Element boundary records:
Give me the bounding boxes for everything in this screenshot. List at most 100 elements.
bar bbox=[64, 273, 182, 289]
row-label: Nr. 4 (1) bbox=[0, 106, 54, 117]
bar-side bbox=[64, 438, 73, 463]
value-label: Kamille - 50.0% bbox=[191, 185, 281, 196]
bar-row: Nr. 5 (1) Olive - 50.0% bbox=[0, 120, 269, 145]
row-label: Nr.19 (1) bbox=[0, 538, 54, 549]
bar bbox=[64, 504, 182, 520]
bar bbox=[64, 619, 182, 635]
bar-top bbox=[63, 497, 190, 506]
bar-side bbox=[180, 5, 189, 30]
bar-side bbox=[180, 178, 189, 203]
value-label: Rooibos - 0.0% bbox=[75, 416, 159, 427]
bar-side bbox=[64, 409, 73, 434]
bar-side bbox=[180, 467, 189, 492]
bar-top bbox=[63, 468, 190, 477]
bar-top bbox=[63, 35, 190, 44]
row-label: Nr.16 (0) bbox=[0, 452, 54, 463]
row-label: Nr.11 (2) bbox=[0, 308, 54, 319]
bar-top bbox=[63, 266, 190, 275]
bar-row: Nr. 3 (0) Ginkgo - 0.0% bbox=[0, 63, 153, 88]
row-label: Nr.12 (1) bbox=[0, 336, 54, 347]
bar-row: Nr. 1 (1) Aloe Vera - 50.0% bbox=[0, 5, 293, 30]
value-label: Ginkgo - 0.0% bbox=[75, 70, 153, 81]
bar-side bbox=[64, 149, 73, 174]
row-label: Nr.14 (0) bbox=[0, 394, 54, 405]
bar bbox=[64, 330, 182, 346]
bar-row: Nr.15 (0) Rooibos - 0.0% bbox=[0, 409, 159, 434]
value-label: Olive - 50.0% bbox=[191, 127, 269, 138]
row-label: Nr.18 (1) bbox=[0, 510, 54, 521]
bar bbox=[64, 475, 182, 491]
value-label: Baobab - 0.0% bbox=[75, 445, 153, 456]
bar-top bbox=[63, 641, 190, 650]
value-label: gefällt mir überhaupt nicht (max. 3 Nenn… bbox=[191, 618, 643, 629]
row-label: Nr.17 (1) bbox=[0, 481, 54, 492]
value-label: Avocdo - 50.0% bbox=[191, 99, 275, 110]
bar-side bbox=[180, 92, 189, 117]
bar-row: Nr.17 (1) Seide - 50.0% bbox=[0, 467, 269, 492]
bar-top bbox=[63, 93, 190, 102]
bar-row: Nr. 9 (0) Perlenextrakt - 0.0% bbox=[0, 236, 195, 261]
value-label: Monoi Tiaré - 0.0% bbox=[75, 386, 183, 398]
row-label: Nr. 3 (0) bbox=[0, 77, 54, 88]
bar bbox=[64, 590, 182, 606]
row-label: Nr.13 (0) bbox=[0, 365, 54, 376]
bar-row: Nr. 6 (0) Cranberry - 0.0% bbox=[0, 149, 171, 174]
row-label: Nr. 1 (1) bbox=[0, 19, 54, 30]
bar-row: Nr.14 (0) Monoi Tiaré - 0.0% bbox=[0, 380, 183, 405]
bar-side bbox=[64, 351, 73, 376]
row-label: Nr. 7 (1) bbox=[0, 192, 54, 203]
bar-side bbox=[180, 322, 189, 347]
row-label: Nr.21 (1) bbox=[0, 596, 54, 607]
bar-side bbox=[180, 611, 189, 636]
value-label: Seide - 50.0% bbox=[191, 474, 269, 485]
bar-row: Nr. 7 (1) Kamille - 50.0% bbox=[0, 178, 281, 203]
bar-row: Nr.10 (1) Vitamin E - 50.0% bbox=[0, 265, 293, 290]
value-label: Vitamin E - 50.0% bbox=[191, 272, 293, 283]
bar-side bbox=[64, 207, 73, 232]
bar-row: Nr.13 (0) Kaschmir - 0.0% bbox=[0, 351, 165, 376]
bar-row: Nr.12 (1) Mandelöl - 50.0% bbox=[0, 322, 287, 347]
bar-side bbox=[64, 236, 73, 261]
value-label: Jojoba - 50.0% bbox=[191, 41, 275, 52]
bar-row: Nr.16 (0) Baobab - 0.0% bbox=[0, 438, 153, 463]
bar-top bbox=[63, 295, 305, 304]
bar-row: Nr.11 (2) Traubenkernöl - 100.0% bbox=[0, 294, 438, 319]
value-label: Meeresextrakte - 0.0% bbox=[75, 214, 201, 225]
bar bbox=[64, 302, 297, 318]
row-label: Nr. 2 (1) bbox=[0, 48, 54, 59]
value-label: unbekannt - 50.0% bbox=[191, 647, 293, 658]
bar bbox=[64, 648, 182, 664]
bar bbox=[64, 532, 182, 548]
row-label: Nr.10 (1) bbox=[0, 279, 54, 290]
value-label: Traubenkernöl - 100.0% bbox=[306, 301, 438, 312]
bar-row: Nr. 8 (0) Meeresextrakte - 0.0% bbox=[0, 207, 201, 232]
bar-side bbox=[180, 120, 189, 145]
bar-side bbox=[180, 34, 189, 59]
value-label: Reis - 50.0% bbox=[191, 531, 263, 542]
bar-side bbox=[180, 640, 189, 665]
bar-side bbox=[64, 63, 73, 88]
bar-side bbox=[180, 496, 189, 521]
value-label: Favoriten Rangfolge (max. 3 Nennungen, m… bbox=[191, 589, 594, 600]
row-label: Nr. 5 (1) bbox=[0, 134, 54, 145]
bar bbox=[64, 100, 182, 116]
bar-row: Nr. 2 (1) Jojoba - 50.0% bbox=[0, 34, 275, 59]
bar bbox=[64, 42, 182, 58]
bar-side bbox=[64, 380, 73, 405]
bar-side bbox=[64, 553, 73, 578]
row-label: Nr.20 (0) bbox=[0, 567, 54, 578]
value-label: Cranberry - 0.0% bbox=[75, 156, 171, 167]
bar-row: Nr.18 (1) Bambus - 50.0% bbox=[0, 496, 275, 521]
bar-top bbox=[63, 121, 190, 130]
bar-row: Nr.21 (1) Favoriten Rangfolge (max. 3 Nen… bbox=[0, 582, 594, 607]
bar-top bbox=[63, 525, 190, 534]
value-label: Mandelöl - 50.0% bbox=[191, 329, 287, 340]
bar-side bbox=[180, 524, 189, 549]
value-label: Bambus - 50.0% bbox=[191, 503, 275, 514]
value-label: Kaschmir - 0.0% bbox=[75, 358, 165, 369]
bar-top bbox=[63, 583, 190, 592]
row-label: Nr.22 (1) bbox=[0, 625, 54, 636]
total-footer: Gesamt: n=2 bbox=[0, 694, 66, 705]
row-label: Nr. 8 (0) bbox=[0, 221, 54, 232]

#### [Work instructions]
Write out all of the records above line for line, with no changes.

#### [Solution to this exercise]
Give me the bounding boxes for everything in this screenshot. List at most 100 elements.
bar bbox=[64, 273, 182, 289]
row-label: Nr. 4 (1) bbox=[0, 106, 54, 117]
bar-side bbox=[64, 438, 73, 463]
value-label: Kamille - 50.0% bbox=[191, 185, 281, 196]
bar-row: Nr. 5 (1) Olive - 50.0% bbox=[0, 120, 269, 145]
row-label: Nr.19 (1) bbox=[0, 538, 54, 549]
bar bbox=[64, 504, 182, 520]
bar bbox=[64, 619, 182, 635]
bar-top bbox=[63, 497, 190, 506]
bar-side bbox=[180, 5, 189, 30]
bar-side bbox=[180, 178, 189, 203]
value-label: Rooibos - 0.0% bbox=[75, 416, 159, 427]
bar-side bbox=[64, 409, 73, 434]
bar-side bbox=[180, 467, 189, 492]
bar-top bbox=[63, 468, 190, 477]
bar-top bbox=[63, 35, 190, 44]
row-label: Nr.16 (0) bbox=[0, 452, 54, 463]
row-label: Nr.11 (2) bbox=[0, 308, 54, 319]
bar-top bbox=[63, 266, 190, 275]
bar-row: Nr. 3 (0) Ginkgo - 0.0% bbox=[0, 63, 153, 88]
row-label: Nr.12 (1) bbox=[0, 336, 54, 347]
bar-row: Nr. 1 (1) Aloe Vera - 50.0% bbox=[0, 5, 293, 30]
value-label: Ginkgo - 0.0% bbox=[75, 70, 153, 81]
bar-side bbox=[64, 149, 73, 174]
row-label: Nr.14 (0) bbox=[0, 394, 54, 405]
bar bbox=[64, 330, 182, 346]
bar-row: Nr.15 (0) Rooibos - 0.0% bbox=[0, 409, 159, 434]
value-label: Olive - 50.0% bbox=[191, 127, 269, 138]
row-label: Nr.18 (1) bbox=[0, 510, 54, 521]
bar bbox=[64, 475, 182, 491]
value-label: Baobab - 0.0% bbox=[75, 445, 153, 456]
bar-top bbox=[63, 641, 190, 650]
value-label: gefällt mir überhaupt nicht (max. 3 Nenn… bbox=[191, 618, 643, 629]
row-label: Nr.17 (1) bbox=[0, 481, 54, 492]
value-label: Avocdo - 50.0% bbox=[191, 99, 275, 110]
bar-side bbox=[180, 92, 189, 117]
bar-row: Nr.17 (1) Seide - 50.0% bbox=[0, 467, 269, 492]
bar-top bbox=[63, 93, 190, 102]
bar-row: Nr. 9 (0) Perlenextrakt - 0.0% bbox=[0, 236, 195, 261]
value-label: Monoi Tiaré - 0.0% bbox=[75, 386, 183, 398]
row-label: Nr. 3 (0) bbox=[0, 77, 54, 88]
bar bbox=[64, 590, 182, 606]
row-label: Nr.13 (0) bbox=[0, 365, 54, 376]
bar-row: Nr. 6 (0) Cranberry - 0.0% bbox=[0, 149, 171, 174]
row-label: Nr. 1 (1) bbox=[0, 19, 54, 30]
bar-row: Nr.14 (0) Monoi Tiaré - 0.0% bbox=[0, 380, 183, 405]
bar-side bbox=[64, 351, 73, 376]
row-label: Nr. 7 (1) bbox=[0, 192, 54, 203]
bar-side bbox=[180, 322, 189, 347]
row-label: Nr.21 (1) bbox=[0, 596, 54, 607]
bar-side bbox=[180, 611, 189, 636]
value-label: Seide - 50.0% bbox=[191, 474, 269, 485]
bar-row: Nr. 7 (1) Kamille - 50.0% bbox=[0, 178, 281, 203]
bar-row: Nr.10 (1) Vitamin E - 50.0% bbox=[0, 265, 293, 290]
value-label: Vitamin E - 50.0% bbox=[191, 272, 293, 283]
bar-side bbox=[64, 207, 73, 232]
bar-row: Nr.13 (0) Kaschmir - 0.0% bbox=[0, 351, 165, 376]
bar-row: Nr.12 (1) Mandelöl - 50.0% bbox=[0, 322, 287, 347]
bar-side bbox=[64, 236, 73, 261]
value-label: Jojoba - 50.0% bbox=[191, 41, 275, 52]
bar-row: Nr.16 (0) Baobab - 0.0% bbox=[0, 438, 153, 463]
bar-top bbox=[63, 295, 305, 304]
bar-row: Nr.11 (2) Traubenkernöl - 100.0% bbox=[0, 294, 438, 319]
value-label: Meeresextrakte - 0.0% bbox=[75, 214, 201, 225]
bar bbox=[64, 302, 297, 318]
row-label: Nr. 2 (1) bbox=[0, 48, 54, 59]
value-label: unbekannt - 50.0% bbox=[191, 647, 293, 658]
bar bbox=[64, 648, 182, 664]
bar bbox=[64, 532, 182, 548]
row-label: Nr.10 (1) bbox=[0, 279, 54, 290]
value-label: Traubenkernöl - 100.0% bbox=[306, 301, 438, 312]
bar-row: Nr. 8 (0) Meeresextrakte - 0.0% bbox=[0, 207, 201, 232]
bar-side bbox=[180, 120, 189, 145]
bar-side bbox=[180, 34, 189, 59]
value-label: Reis - 50.0% bbox=[191, 531, 263, 542]
bar-side bbox=[180, 640, 189, 665]
bar-side bbox=[64, 63, 73, 88]
bar-side bbox=[180, 496, 189, 521]
value-label: Favoriten Rangfolge (max. 3 Nennungen, m… bbox=[191, 589, 594, 600]
row-label: Nr. 5 (1) bbox=[0, 134, 54, 145]
bar bbox=[64, 100, 182, 116]
bar-row: Nr. 2 (1) Jojoba - 50.0% bbox=[0, 34, 275, 59]
bar bbox=[64, 42, 182, 58]
bar-side bbox=[64, 380, 73, 405]
bar-side bbox=[64, 553, 73, 578]
row-label: Nr.20 (0) bbox=[0, 567, 54, 578]
value-label: Cranberry - 0.0% bbox=[75, 156, 171, 167]
bar-row: Nr.18 (1) Bambus - 50.0% bbox=[0, 496, 275, 521]
bar-top bbox=[63, 121, 190, 130]
bar-row: Nr.21 (1) Favoriten Rangfolge (max. 3 Nen… bbox=[0, 582, 594, 607]
bar-top bbox=[63, 525, 190, 534]
value-label: Mandelöl - 50.0% bbox=[191, 329, 287, 340]
bar-side bbox=[180, 524, 189, 549]
value-label: Bambus - 50.0% bbox=[191, 503, 275, 514]
value-label: Kaschmir - 0.0% bbox=[75, 358, 165, 369]
bar-top bbox=[63, 583, 190, 592]
row-label: Nr.22 (1) bbox=[0, 625, 54, 636]
total-footer: Gesamt: n=2 bbox=[0, 694, 66, 705]
row-label: Nr. 8 (0) bbox=[0, 221, 54, 232]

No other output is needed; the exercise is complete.